++++ Data supplied ++++

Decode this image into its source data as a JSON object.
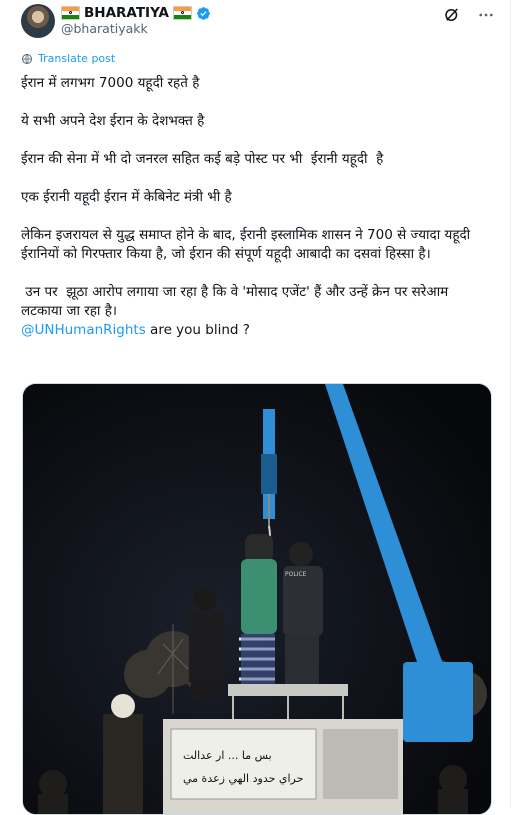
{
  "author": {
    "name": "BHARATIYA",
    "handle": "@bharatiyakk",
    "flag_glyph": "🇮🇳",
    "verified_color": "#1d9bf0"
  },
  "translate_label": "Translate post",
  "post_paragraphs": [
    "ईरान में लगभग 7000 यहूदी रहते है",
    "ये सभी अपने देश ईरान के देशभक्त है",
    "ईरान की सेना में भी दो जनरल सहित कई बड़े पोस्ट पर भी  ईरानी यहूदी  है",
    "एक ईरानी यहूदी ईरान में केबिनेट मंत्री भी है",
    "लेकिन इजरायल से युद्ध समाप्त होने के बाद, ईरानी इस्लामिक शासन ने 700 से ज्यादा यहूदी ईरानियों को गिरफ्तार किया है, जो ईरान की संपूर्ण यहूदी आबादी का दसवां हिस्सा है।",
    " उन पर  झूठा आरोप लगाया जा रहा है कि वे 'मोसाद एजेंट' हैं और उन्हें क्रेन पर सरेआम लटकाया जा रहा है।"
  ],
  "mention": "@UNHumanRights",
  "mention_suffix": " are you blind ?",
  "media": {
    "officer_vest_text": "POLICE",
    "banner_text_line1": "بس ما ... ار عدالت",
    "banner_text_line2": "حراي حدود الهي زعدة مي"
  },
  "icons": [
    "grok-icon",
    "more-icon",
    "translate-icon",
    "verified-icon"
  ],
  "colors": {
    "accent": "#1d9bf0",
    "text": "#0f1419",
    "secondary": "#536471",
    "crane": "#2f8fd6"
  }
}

++++
++++ Data supplied ++++

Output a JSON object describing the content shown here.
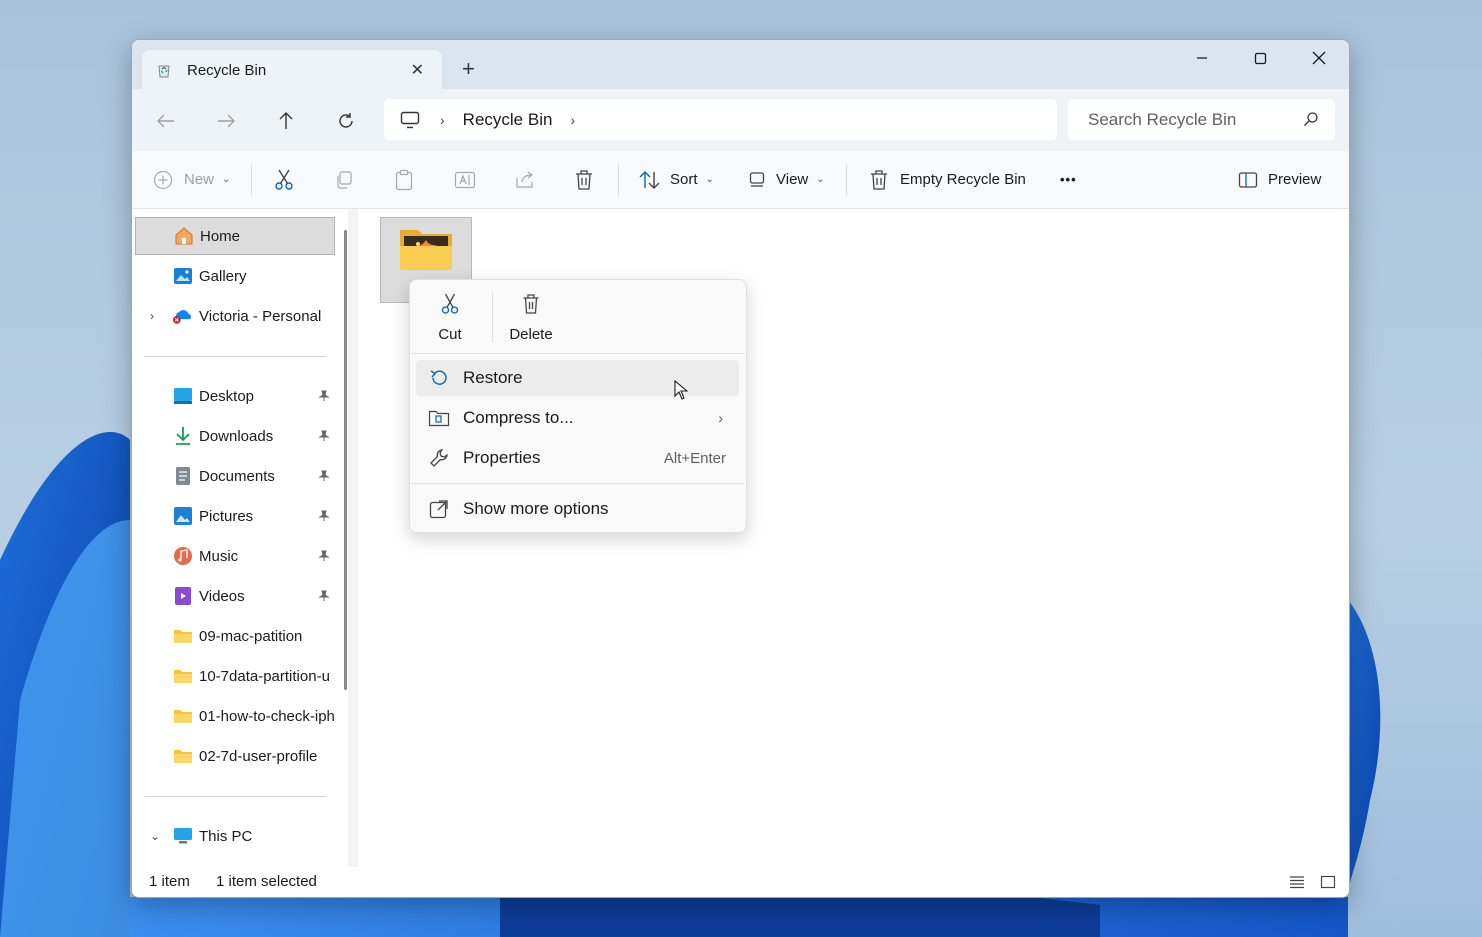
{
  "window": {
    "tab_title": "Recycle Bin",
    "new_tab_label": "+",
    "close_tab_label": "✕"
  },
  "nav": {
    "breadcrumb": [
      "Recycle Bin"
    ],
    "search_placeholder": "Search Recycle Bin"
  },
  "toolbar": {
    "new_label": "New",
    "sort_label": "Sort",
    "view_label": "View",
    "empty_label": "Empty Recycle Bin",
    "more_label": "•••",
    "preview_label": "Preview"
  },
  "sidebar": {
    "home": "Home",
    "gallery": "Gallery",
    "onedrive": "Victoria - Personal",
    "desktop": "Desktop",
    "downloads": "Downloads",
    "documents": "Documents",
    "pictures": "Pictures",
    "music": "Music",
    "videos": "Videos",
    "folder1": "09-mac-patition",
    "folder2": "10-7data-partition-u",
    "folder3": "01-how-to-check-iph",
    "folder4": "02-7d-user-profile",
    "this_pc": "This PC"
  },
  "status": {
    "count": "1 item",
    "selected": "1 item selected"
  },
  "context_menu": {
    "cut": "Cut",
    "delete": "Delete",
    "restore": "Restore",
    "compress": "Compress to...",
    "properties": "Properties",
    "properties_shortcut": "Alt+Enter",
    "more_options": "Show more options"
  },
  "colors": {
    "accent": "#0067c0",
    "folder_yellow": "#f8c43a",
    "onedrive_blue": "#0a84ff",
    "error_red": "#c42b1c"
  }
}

++++

Written task — Make a copy of each line that contains the string "item".

Task output —
    "count": "1 item",
    "selected": "1 item selected"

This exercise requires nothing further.